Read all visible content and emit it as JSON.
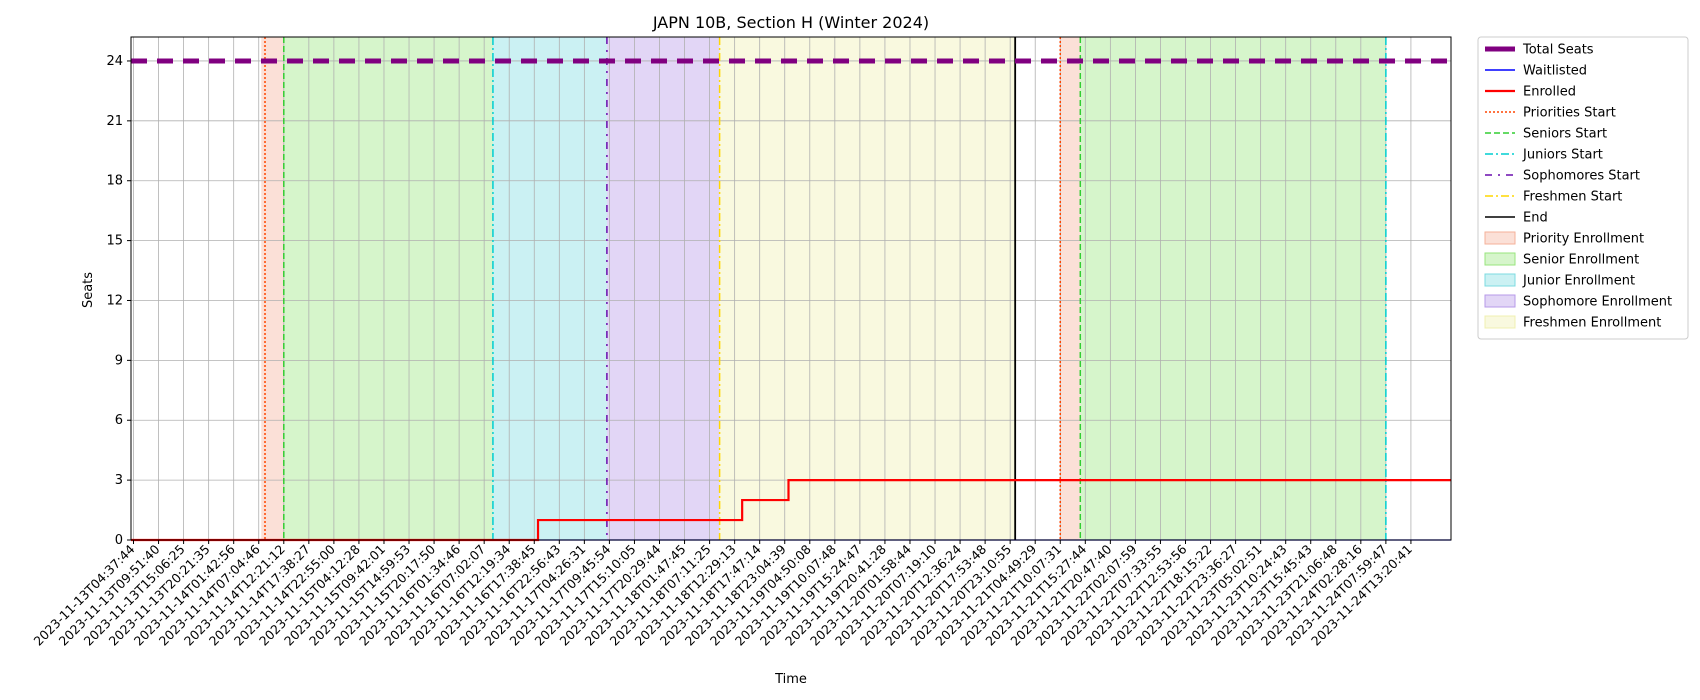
{
  "chart_data": {
    "type": "line",
    "title": "JAPN 10B, Section H (Winter 2024)",
    "xlabel": "Time",
    "ylabel": "Seats",
    "ylim": [
      0,
      25.2
    ],
    "yticks": [
      0,
      3,
      6,
      9,
      12,
      15,
      18,
      21,
      24
    ],
    "grid": true,
    "legend_position": "outside right, top",
    "x_tick_labels": [
      "2023-11-13T04:37:44",
      "2023-11-13T09:51:40",
      "2023-11-13T15:06:25",
      "2023-11-13T20:21:35",
      "2023-11-14T01:42:56",
      "2023-11-14T07:04:46",
      "2023-11-14T12:21:12",
      "2023-11-14T17:38:27",
      "2023-11-14T22:55:00",
      "2023-11-15T04:12:28",
      "2023-11-15T09:42:01",
      "2023-11-15T14:59:53",
      "2023-11-15T20:17:50",
      "2023-11-16T01:34:46",
      "2023-11-16T07:02:07",
      "2023-11-16T12:19:34",
      "2023-11-16T17:38:45",
      "2023-11-16T22:56:43",
      "2023-11-17T04:26:31",
      "2023-11-17T09:45:54",
      "2023-11-17T15:10:05",
      "2023-11-17T20:29:44",
      "2023-11-18T01:47:45",
      "2023-11-18T07:11:25",
      "2023-11-18T12:29:13",
      "2023-11-18T17:47:14",
      "2023-11-18T23:04:39",
      "2023-11-19T04:50:08",
      "2023-11-19T10:07:48",
      "2023-11-19T15:24:47",
      "2023-11-19T20:41:28",
      "2023-11-20T01:58:44",
      "2023-11-20T07:19:10",
      "2023-11-20T12:36:24",
      "2023-11-20T17:53:48",
      "2023-11-20T23:10:55",
      "2023-11-21T04:49:29",
      "2023-11-21T10:07:31",
      "2023-11-21T15:27:44",
      "2023-11-21T20:47:40",
      "2023-11-22T02:07:59",
      "2023-11-22T07:33:55",
      "2023-11-22T12:53:56",
      "2023-11-22T18:15:22",
      "2023-11-22T23:36:27",
      "2023-11-23T05:02:51",
      "2023-11-23T10:24:43",
      "2023-11-23T15:45:43",
      "2023-11-23T21:06:48",
      "2023-11-24T02:28:16",
      "2023-11-24T07:59:47",
      "2023-11-24T13:20:41"
    ],
    "x_range_ticks": [
      -0.1,
      52.6
    ],
    "series": [
      {
        "name": "Total Seats",
        "color": "#800080",
        "style": "dashed-thick",
        "points": [
          [
            -0.1,
            24
          ],
          [
            52.6,
            24
          ]
        ]
      },
      {
        "name": "Waitlisted",
        "color": "#0000ff",
        "style": "solid",
        "points": [
          [
            -0.1,
            0
          ],
          [
            52.6,
            0
          ]
        ]
      },
      {
        "name": "Enrolled",
        "color": "#ff0000",
        "style": "solid",
        "points": [
          [
            -0.1,
            0
          ],
          [
            16.15,
            0
          ],
          [
            16.15,
            1
          ],
          [
            24.3,
            1
          ],
          [
            24.3,
            2
          ],
          [
            26.15,
            2
          ],
          [
            26.15,
            3
          ],
          [
            52.6,
            3
          ]
        ]
      }
    ],
    "markers": [
      {
        "name": "Priorities Start",
        "color": "#ff4500",
        "style": "dotted",
        "x": [
          5.25,
          37.0
        ]
      },
      {
        "name": "Seniors Start",
        "color": "#32cd32",
        "style": "dashed",
        "x": [
          6.0,
          37.8
        ]
      },
      {
        "name": "Juniors Start",
        "color": "#00ced1",
        "style": "dashdot",
        "x": [
          14.35,
          50.0
        ]
      },
      {
        "name": "Sophomores Start",
        "color": "#6a0dad",
        "style": "loosedashdot",
        "x": [
          18.9
        ]
      },
      {
        "name": "Freshmen Start",
        "color": "#ffd700",
        "style": "dashdot",
        "x": [
          23.4
        ]
      },
      {
        "name": "End",
        "color": "#000000",
        "style": "solid",
        "x": [
          35.2
        ]
      }
    ],
    "periods": [
      {
        "name": "Priority Enrollment",
        "color": "#f4b19a",
        "ranges": [
          [
            5.1,
            6.0
          ],
          [
            37.0,
            37.8
          ]
        ]
      },
      {
        "name": "Senior Enrollment",
        "color": "#98e57e",
        "ranges": [
          [
            6.0,
            14.35
          ],
          [
            37.8,
            50.0
          ]
        ]
      },
      {
        "name": "Junior Enrollment",
        "color": "#7ddbe0",
        "ranges": [
          [
            14.35,
            18.9
          ]
        ]
      },
      {
        "name": "Sophomore Enrollment",
        "color": "#b799e8",
        "ranges": [
          [
            18.9,
            23.4
          ]
        ]
      },
      {
        "name": "Freshmen Enrollment",
        "color": "#f0f0b0",
        "ranges": [
          [
            23.4,
            35.2
          ]
        ]
      }
    ]
  }
}
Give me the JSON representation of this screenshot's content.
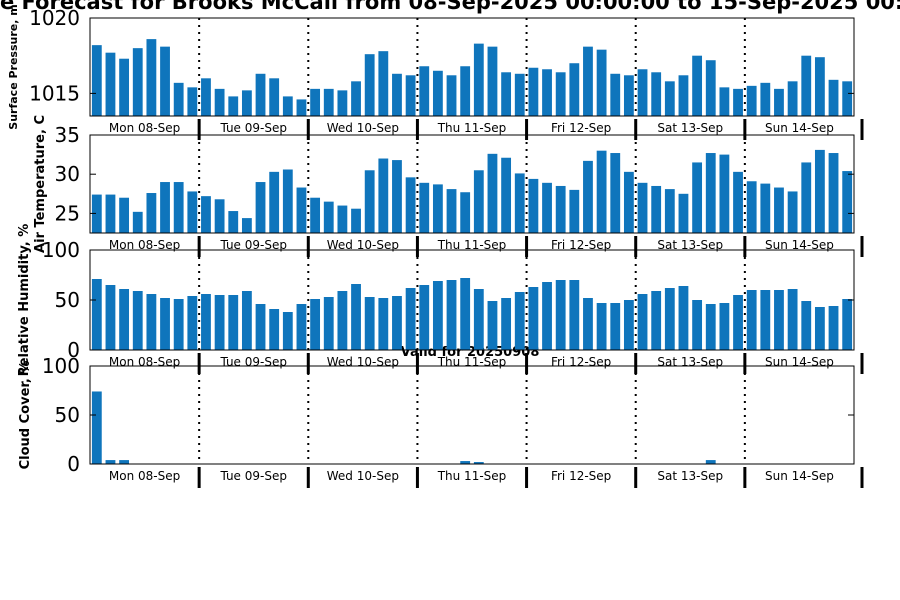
{
  "title": "e Forecast for Brooks McCall from 08-Sep-2025 00:00:00 to 15-Sep-2025 00:",
  "valid_label": "Valid for 20250908",
  "colors": {
    "bar": "#0f75bc",
    "axis": "#000000"
  },
  "day_labels": [
    "Mon 08-Sep",
    "Tue 09-Sep",
    "Wed 10-Sep",
    "Thu 11-Sep",
    "Fri 12-Sep",
    "Sat 13-Sep",
    "Sun 14-Sep"
  ],
  "chart_data": [
    {
      "type": "bar",
      "ylabel": "Surface Pressure, m",
      "ylim": [
        1013.5,
        1020
      ],
      "yticks": [
        "1015",
        "1020"
      ],
      "ytick_values": [
        1015,
        1020
      ],
      "values": [
        1018.2,
        1017.7,
        1017.3,
        1018.0,
        1018.6,
        1018.1,
        1015.7,
        1015.4,
        1016.0,
        1015.3,
        1014.8,
        1015.2,
        1016.3,
        1016.0,
        1014.8,
        1014.6,
        1015.3,
        1015.3,
        1015.2,
        1015.8,
        1017.6,
        1017.8,
        1016.3,
        1016.2,
        1016.8,
        1016.5,
        1016.2,
        1016.8,
        1018.3,
        1018.1,
        1016.4,
        1016.3,
        1016.7,
        1016.6,
        1016.4,
        1017.0,
        1018.1,
        1017.9,
        1016.3,
        1016.2,
        1016.6,
        1016.4,
        1015.8,
        1016.2,
        1017.5,
        1017.2,
        1015.4,
        1015.3,
        1015.5,
        1015.7,
        1015.3,
        1015.8,
        1017.5,
        1017.4,
        1015.9,
        1015.8
      ]
    },
    {
      "type": "bar",
      "ylabel": "Air Temperature, C",
      "ylim": [
        22.5,
        35
      ],
      "yticks": [
        "25",
        "30",
        "35"
      ],
      "ytick_values": [
        25,
        30,
        35
      ],
      "values": [
        27.4,
        27.4,
        27.0,
        25.2,
        27.6,
        29.0,
        29.0,
        27.8,
        27.2,
        26.8,
        25.3,
        24.4,
        29.0,
        30.3,
        30.6,
        28.3,
        27.0,
        26.5,
        26.0,
        25.6,
        30.5,
        32.0,
        31.8,
        29.6,
        28.9,
        28.7,
        28.1,
        27.7,
        30.5,
        32.6,
        32.1,
        30.1,
        29.4,
        28.9,
        28.5,
        28.0,
        31.7,
        33.0,
        32.7,
        30.3,
        28.9,
        28.5,
        28.1,
        27.5,
        31.5,
        32.7,
        32.5,
        30.3,
        29.1,
        28.8,
        28.3,
        27.8,
        31.5,
        33.1,
        32.7,
        30.4
      ]
    },
    {
      "type": "bar",
      "ylabel": "Relative Humidity, %",
      "ylim": [
        0,
        100
      ],
      "yticks": [
        "0",
        "50",
        "100"
      ],
      "ytick_values": [
        0,
        50,
        100
      ],
      "values": [
        71,
        65,
        61,
        59,
        56,
        52,
        51,
        54,
        56,
        55,
        55,
        59,
        46,
        41,
        38,
        46,
        51,
        53,
        59,
        66,
        53,
        52,
        54,
        62,
        65,
        69,
        70,
        72,
        61,
        49,
        52,
        58,
        63,
        68,
        70,
        70,
        52,
        47,
        47,
        50,
        56,
        59,
        62,
        64,
        50,
        46,
        47,
        55,
        60,
        60,
        60,
        61,
        49,
        43,
        44,
        51
      ]
    },
    {
      "type": "bar",
      "ylabel": "Cloud Cover, %",
      "ylim": [
        0,
        100
      ],
      "yticks": [
        "0",
        "50",
        "100"
      ],
      "ytick_values": [
        0,
        50,
        100
      ],
      "values": [
        74,
        4,
        4,
        0,
        0,
        0,
        0,
        0,
        0,
        0,
        0,
        0,
        0,
        0,
        0,
        0,
        0,
        0,
        0,
        0,
        0,
        0,
        0,
        0,
        0,
        0,
        0,
        3,
        2,
        0,
        0,
        0,
        0,
        0,
        0,
        0,
        0,
        0,
        0,
        0,
        0,
        0,
        0,
        0,
        0,
        4,
        0,
        0,
        0,
        0,
        0,
        0,
        0,
        0,
        0,
        0
      ]
    }
  ]
}
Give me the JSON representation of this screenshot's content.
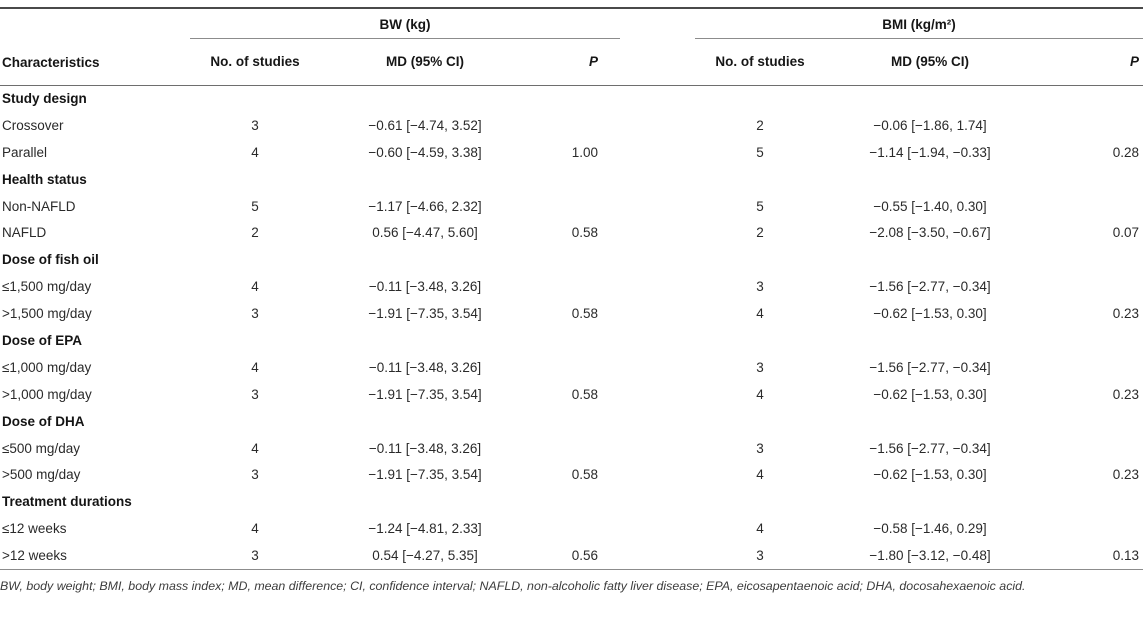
{
  "table": {
    "characteristics_header": "Characteristics",
    "group_bw": "BW (kg)",
    "group_bmi": "BMI (kg/m²)",
    "sub": {
      "n": "No. of studies",
      "md": "MD (95% CI)",
      "p": "P"
    },
    "sections": [
      {
        "title": "Study design",
        "rows": [
          {
            "label": "Crossover",
            "bw_n": "3",
            "bw_md": "−0.61 [−4.74, 3.52]",
            "bw_p": "",
            "bmi_n": "2",
            "bmi_md": "−0.06 [−1.86, 1.74]",
            "bmi_p": ""
          },
          {
            "label": "Parallel",
            "bw_n": "4",
            "bw_md": "−0.60 [−4.59, 3.38]",
            "bw_p": "1.00",
            "bmi_n": "5",
            "bmi_md": "−1.14 [−1.94, −0.33]",
            "bmi_p": "0.28"
          }
        ]
      },
      {
        "title": "Health status",
        "rows": [
          {
            "label": "Non-NAFLD",
            "bw_n": "5",
            "bw_md": "−1.17 [−4.66, 2.32]",
            "bw_p": "",
            "bmi_n": "5",
            "bmi_md": "−0.55 [−1.40, 0.30]",
            "bmi_p": ""
          },
          {
            "label": "NAFLD",
            "bw_n": "2",
            "bw_md": "0.56 [−4.47, 5.60]",
            "bw_p": "0.58",
            "bmi_n": "2",
            "bmi_md": "−2.08 [−3.50, −0.67]",
            "bmi_p": "0.07"
          }
        ]
      },
      {
        "title": "Dose of fish oil",
        "rows": [
          {
            "label": "≤1,500 mg/day",
            "bw_n": "4",
            "bw_md": "−0.11 [−3.48, 3.26]",
            "bw_p": "",
            "bmi_n": "3",
            "bmi_md": "−1.56 [−2.77, −0.34]",
            "bmi_p": ""
          },
          {
            "label": ">1,500 mg/day",
            "bw_n": "3",
            "bw_md": "−1.91 [−7.35, 3.54]",
            "bw_p": "0.58",
            "bmi_n": "4",
            "bmi_md": "−0.62 [−1.53, 0.30]",
            "bmi_p": "0.23"
          }
        ]
      },
      {
        "title": "Dose of EPA",
        "rows": [
          {
            "label": "≤1,000 mg/day",
            "bw_n": "4",
            "bw_md": "−0.11 [−3.48, 3.26]",
            "bw_p": "",
            "bmi_n": "3",
            "bmi_md": "−1.56 [−2.77, −0.34]",
            "bmi_p": ""
          },
          {
            "label": ">1,000 mg/day",
            "bw_n": "3",
            "bw_md": "−1.91 [−7.35, 3.54]",
            "bw_p": "0.58",
            "bmi_n": "4",
            "bmi_md": "−0.62 [−1.53, 0.30]",
            "bmi_p": "0.23"
          }
        ]
      },
      {
        "title": "Dose of DHA",
        "rows": [
          {
            "label": "≤500 mg/day",
            "bw_n": "4",
            "bw_md": "−0.11 [−3.48, 3.26]",
            "bw_p": "",
            "bmi_n": "3",
            "bmi_md": "−1.56 [−2.77, −0.34]",
            "bmi_p": ""
          },
          {
            "label": ">500 mg/day",
            "bw_n": "3",
            "bw_md": "−1.91 [−7.35, 3.54]",
            "bw_p": "0.58",
            "bmi_n": "4",
            "bmi_md": "−0.62 [−1.53, 0.30]",
            "bmi_p": "0.23"
          }
        ]
      },
      {
        "title": "Treatment durations",
        "rows": [
          {
            "label": "≤12 weeks",
            "bw_n": "4",
            "bw_md": "−1.24 [−4.81, 2.33]",
            "bw_p": "",
            "bmi_n": "4",
            "bmi_md": "−0.58 [−1.46, 0.29]",
            "bmi_p": ""
          },
          {
            "label": ">12 weeks",
            "bw_n": "3",
            "bw_md": "0.54 [−4.27, 5.35]",
            "bw_p": "0.56",
            "bmi_n": "3",
            "bmi_md": "−1.80 [−3.12, −0.48]",
            "bmi_p": "0.13"
          }
        ]
      }
    ],
    "footnote": "BW, body weight; BMI, body mass index; MD, mean difference; CI, confidence interval; NAFLD, non-alcoholic fatty liver disease; EPA, eicosapentaenoic acid; DHA, docosahexaenoic acid."
  }
}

■ ■ ■ ■ ■ ■ ■

> EXERCISE DETAILS: Identify how many lines in the entries above contain the word "Start" and provide only that figure.

> SOLVED PROBLEM: 5